(Data listing)
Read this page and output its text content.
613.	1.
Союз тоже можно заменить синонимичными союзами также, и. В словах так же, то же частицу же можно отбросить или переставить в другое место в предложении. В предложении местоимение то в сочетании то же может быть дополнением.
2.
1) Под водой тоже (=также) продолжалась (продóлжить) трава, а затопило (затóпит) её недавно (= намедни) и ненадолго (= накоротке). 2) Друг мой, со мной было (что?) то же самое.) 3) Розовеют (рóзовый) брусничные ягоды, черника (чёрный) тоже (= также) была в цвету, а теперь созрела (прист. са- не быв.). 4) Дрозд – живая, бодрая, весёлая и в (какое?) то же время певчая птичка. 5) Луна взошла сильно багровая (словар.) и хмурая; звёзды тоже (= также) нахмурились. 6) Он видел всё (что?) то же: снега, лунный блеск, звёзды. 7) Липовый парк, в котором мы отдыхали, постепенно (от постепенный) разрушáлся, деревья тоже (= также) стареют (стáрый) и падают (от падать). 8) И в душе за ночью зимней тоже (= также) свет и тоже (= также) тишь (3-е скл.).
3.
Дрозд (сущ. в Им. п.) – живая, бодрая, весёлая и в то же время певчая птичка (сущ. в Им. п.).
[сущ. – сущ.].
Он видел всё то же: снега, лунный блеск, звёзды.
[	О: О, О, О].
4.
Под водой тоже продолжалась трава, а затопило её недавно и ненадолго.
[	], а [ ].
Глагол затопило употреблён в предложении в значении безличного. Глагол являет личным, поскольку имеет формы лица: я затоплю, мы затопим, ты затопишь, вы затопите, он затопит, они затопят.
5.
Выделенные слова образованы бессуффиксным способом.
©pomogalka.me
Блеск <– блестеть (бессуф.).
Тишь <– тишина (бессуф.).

_Instruction_
In the entries above, locate every line with the word "предложении" and copy it.

_Written solution_
Союз тоже можно заменить синонимичными союзами также, и. В словах так же, то же частицу же можно отбросить или переставить в другое место в предложении. В предложении местоимение то в сочетании то же может быть дополнением.
Глагол затопило употреблён в предложении в значении безличного. Глагол являет личным, поскольку имеет формы лица: я затоплю, мы затопим, ты затопишь, вы затопите, он затопит, они затопят.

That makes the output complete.